| Aim of the task |
Reproduce, word for word, the lines of the material from the one containing "Bar [25,688,1027,730]" through the one containing "Bar [110,922,121,930]", including both.

| Stored dataset items |
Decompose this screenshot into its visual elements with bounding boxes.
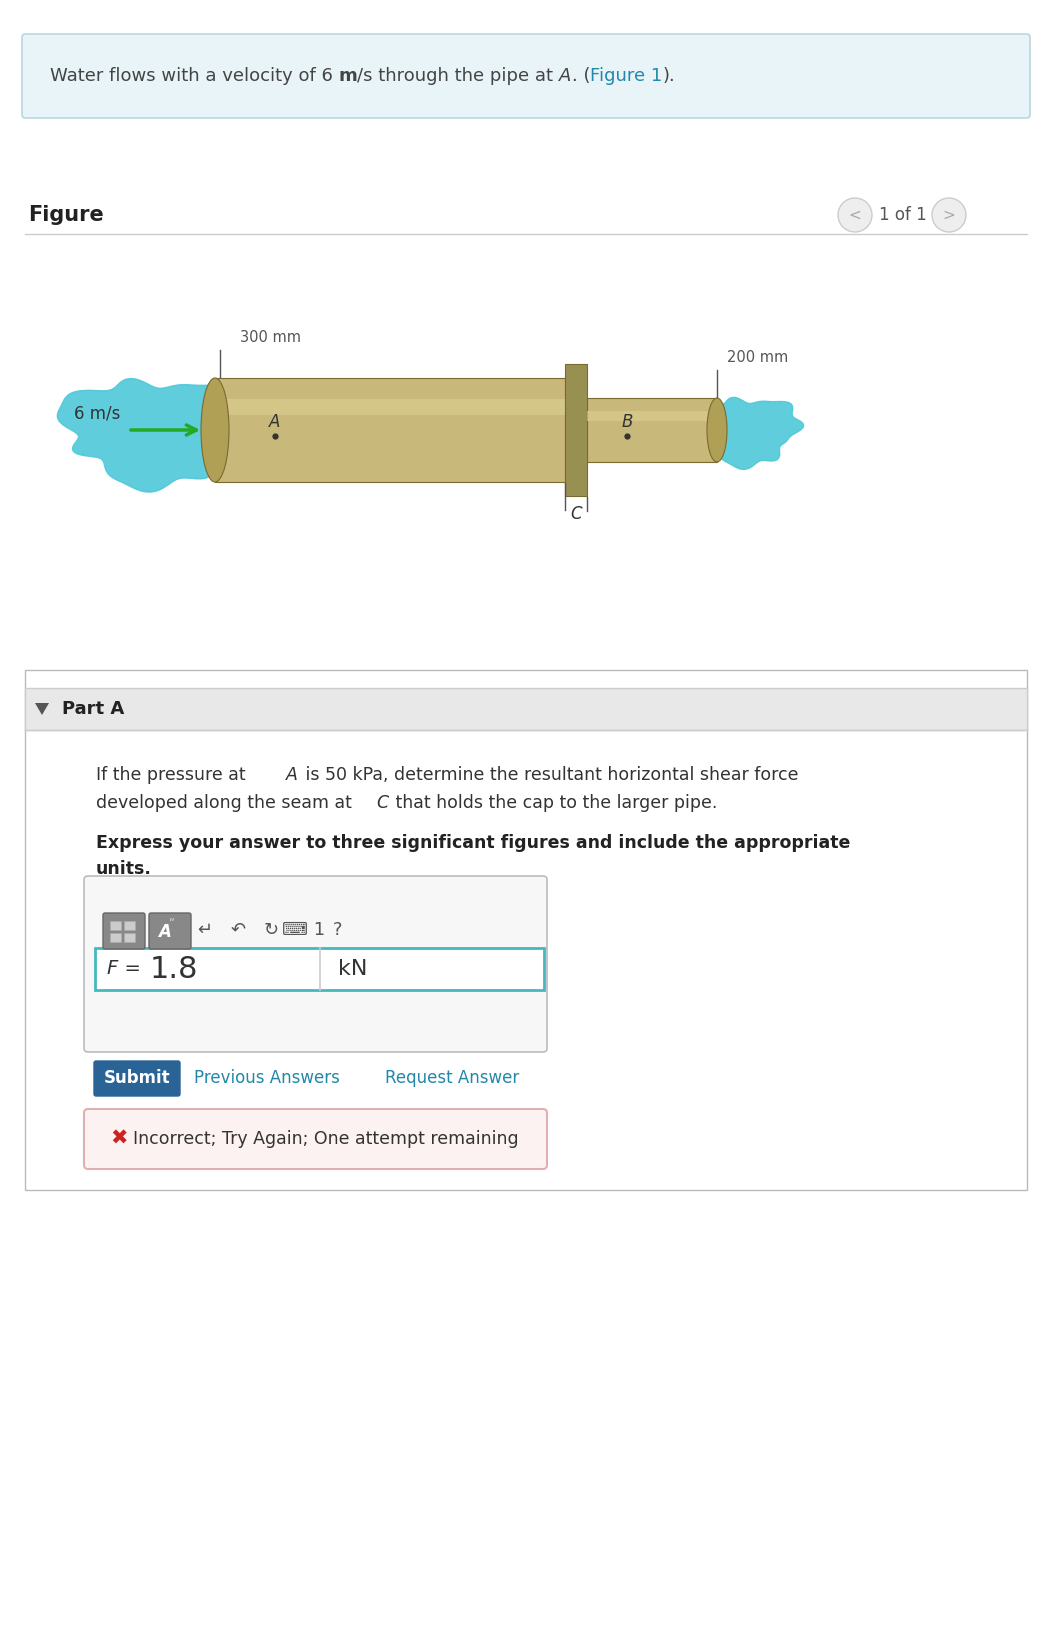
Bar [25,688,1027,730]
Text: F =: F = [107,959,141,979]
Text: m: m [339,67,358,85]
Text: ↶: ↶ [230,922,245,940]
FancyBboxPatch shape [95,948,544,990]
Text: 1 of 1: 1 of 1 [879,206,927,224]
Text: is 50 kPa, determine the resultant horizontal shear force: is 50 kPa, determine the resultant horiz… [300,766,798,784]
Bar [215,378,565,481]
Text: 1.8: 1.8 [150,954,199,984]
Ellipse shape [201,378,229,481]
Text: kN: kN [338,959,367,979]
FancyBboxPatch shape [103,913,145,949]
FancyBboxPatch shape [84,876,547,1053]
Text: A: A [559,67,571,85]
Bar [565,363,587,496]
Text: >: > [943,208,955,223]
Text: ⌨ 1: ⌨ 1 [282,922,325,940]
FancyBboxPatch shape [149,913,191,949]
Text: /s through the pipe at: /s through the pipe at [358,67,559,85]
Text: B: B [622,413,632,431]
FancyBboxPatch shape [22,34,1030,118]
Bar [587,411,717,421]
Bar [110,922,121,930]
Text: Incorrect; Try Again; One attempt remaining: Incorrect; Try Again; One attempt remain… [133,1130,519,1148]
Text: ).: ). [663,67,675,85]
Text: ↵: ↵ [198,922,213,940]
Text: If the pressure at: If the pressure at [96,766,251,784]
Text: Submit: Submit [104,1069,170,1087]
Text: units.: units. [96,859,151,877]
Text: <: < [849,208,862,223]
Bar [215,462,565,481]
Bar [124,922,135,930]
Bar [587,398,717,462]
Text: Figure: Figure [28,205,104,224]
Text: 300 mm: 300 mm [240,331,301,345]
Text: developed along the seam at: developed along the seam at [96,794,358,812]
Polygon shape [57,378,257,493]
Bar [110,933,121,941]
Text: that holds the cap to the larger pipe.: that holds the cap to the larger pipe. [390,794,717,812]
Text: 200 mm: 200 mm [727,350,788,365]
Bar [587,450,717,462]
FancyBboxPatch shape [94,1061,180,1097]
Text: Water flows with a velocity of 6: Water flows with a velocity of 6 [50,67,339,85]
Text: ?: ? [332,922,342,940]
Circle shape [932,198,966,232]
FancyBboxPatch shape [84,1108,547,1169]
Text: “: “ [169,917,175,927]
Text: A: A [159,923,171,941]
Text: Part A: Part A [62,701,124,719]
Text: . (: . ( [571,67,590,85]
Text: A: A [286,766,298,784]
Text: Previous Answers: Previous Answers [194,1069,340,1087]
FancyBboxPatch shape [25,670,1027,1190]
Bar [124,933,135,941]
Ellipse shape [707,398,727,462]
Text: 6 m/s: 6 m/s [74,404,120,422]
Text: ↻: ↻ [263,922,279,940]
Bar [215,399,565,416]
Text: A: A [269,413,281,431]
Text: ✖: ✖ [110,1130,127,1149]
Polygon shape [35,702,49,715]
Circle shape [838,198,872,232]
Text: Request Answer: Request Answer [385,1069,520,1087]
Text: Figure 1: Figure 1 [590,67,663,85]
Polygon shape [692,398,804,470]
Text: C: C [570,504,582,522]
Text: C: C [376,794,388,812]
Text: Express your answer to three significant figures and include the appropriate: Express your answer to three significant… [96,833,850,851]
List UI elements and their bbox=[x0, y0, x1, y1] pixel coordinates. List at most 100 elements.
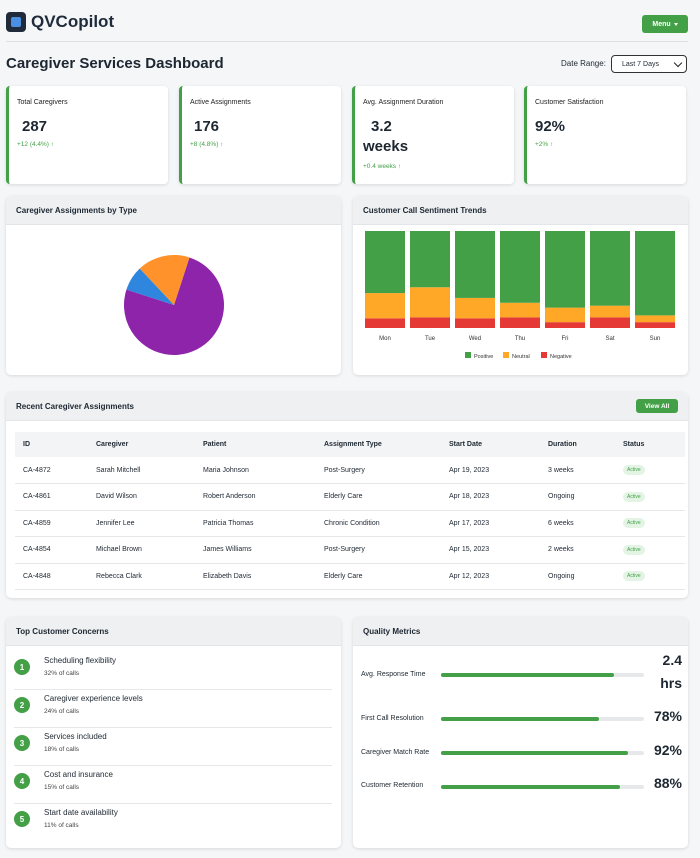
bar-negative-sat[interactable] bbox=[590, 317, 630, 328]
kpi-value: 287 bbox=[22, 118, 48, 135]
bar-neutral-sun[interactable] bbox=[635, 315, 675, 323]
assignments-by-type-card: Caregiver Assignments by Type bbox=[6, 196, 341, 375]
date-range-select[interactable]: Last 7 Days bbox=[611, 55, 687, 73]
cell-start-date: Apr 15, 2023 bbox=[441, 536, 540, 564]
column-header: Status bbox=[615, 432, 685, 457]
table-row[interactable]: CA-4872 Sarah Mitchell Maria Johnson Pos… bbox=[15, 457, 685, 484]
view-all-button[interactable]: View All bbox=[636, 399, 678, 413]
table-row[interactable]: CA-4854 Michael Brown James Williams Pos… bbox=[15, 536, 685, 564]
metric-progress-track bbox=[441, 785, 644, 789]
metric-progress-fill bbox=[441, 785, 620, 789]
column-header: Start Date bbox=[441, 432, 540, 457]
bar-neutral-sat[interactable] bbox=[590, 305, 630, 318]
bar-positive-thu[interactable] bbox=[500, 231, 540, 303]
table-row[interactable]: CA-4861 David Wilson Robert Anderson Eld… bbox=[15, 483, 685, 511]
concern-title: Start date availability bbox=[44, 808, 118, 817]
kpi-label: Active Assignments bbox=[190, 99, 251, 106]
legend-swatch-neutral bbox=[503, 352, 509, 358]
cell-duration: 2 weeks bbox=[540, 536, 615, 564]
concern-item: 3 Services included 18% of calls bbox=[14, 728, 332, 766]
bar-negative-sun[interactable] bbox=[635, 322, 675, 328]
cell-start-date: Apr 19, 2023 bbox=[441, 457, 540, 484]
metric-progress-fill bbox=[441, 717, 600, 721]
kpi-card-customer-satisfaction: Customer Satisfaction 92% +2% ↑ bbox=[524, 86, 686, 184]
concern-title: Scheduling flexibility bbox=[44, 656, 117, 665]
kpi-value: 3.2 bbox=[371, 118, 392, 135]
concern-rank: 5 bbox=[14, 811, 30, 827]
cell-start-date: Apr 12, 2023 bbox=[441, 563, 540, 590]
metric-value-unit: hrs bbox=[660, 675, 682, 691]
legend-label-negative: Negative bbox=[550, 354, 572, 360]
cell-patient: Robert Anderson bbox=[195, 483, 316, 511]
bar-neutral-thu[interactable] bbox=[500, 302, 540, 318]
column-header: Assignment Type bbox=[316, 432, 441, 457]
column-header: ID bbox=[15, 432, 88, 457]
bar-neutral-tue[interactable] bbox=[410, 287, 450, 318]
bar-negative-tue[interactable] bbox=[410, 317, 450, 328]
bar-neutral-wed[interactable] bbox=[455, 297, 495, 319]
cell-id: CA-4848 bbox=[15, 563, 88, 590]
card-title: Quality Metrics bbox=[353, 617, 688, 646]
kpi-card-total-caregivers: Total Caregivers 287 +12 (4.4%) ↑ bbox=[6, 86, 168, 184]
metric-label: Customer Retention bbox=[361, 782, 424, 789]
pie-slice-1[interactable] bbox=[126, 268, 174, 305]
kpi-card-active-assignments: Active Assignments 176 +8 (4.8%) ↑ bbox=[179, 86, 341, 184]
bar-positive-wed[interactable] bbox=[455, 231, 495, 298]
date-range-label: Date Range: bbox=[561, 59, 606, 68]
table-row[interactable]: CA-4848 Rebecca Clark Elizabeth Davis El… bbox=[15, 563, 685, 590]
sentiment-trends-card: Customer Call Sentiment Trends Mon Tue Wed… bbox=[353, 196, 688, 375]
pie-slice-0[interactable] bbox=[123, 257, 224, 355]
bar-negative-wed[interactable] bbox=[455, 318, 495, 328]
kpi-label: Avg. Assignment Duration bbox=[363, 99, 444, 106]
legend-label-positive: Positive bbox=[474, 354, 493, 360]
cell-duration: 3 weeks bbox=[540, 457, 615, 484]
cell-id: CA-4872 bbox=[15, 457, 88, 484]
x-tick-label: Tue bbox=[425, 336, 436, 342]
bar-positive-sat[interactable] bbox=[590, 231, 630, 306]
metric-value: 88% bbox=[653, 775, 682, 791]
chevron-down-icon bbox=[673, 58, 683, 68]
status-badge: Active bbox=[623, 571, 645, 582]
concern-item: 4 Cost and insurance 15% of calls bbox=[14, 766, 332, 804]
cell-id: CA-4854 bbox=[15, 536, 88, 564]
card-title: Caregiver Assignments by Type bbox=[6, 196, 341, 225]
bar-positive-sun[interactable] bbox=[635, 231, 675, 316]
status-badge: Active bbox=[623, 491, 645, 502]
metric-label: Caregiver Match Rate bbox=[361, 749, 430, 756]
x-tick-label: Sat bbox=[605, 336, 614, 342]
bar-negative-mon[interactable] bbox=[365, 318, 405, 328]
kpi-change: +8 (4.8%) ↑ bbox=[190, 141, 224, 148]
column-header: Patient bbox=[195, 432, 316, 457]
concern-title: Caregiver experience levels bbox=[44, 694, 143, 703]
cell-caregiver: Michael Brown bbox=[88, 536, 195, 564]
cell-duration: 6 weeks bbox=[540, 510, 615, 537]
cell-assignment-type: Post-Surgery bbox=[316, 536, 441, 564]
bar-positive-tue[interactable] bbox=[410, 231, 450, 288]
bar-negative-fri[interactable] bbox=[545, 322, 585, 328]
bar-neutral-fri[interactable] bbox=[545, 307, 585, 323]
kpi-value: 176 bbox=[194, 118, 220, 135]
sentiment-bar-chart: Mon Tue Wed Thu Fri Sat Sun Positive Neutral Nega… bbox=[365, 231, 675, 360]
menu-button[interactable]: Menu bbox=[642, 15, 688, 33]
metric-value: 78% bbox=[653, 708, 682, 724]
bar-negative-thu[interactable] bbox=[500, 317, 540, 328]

| Task result |
Bar [25,688,1027,730]
Text: F =: F = [107,959,141,979]
Text: m: m [339,67,358,85]
Text: ↶: ↶ [230,922,245,940]
FancyBboxPatch shape [95,948,544,990]
Text: 1 of 1: 1 of 1 [879,206,927,224]
Text: is 50 kPa, determine the resultant horizontal shear force: is 50 kPa, determine the resultant horiz… [300,766,798,784]
Bar [215,378,565,481]
Text: 1.8: 1.8 [150,954,199,984]
Ellipse shape [201,378,229,481]
Text: kN: kN [338,959,367,979]
FancyBboxPatch shape [103,913,145,949]
FancyBboxPatch shape [84,876,547,1053]
Text: A: A [559,67,571,85]
Bar [565,363,587,496]
Text: >: > [943,208,955,223]
Text: ⌨ 1: ⌨ 1 [282,922,325,940]
FancyBboxPatch shape [149,913,191,949]
Text: /s through the pipe at: /s through the pipe at [358,67,559,85]
Text: B: B [622,413,632,431]
FancyBboxPatch shape [22,34,1030,118]
Bar [587,411,717,421]
Bar [110,922,121,930]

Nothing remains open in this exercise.